Scan each line of the records for the word "size" and extract the ones that have it.
** START RECORDS FOR THE TASK **
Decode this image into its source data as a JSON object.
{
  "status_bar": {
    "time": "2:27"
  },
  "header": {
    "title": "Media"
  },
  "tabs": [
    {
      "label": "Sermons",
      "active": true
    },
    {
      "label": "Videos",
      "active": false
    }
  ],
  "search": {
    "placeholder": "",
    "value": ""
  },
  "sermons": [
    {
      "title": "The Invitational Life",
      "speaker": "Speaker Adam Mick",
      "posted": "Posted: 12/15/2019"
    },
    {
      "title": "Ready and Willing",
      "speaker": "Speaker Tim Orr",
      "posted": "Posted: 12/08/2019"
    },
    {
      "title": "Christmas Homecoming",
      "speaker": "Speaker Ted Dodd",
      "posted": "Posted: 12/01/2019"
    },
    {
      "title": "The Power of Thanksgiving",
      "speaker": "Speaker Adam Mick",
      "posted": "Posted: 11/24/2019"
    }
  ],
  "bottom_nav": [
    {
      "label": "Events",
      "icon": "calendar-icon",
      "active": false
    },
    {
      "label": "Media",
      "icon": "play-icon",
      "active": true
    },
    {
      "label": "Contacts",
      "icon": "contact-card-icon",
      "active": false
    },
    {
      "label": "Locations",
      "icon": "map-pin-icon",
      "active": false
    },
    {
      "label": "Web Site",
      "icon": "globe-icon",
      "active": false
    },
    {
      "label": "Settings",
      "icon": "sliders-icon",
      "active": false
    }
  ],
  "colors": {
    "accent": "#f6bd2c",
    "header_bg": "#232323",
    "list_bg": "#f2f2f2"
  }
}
** END RECORDS FOR THE TASK **
** START RECORDS FOR THE TASK **
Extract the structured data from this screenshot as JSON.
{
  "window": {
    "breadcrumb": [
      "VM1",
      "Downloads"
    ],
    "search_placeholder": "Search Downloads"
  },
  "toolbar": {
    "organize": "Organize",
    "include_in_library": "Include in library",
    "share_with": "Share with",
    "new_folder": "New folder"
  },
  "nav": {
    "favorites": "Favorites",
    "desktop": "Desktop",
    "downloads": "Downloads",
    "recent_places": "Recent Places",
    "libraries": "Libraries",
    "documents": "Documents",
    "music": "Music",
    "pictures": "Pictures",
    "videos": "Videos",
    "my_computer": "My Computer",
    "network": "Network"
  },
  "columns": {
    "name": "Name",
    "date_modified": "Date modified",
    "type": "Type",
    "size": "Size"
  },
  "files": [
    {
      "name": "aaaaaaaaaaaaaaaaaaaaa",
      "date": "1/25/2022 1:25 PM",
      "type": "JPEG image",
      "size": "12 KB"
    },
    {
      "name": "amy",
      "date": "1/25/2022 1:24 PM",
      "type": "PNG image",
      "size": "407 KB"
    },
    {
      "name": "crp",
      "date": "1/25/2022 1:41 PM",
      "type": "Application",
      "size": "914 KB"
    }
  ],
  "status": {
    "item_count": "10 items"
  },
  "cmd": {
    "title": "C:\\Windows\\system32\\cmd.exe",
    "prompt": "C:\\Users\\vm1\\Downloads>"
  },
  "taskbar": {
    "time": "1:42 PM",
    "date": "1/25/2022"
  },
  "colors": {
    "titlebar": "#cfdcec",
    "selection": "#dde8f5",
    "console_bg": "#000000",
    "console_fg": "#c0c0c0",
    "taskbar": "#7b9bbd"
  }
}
** END RECORDS FOR THE TASK **
(OUTPUT FOR THIS TASK)
    "size": "Size"
      "size": "12 KB"
      "size": "407 KB"
      "size": "914 KB"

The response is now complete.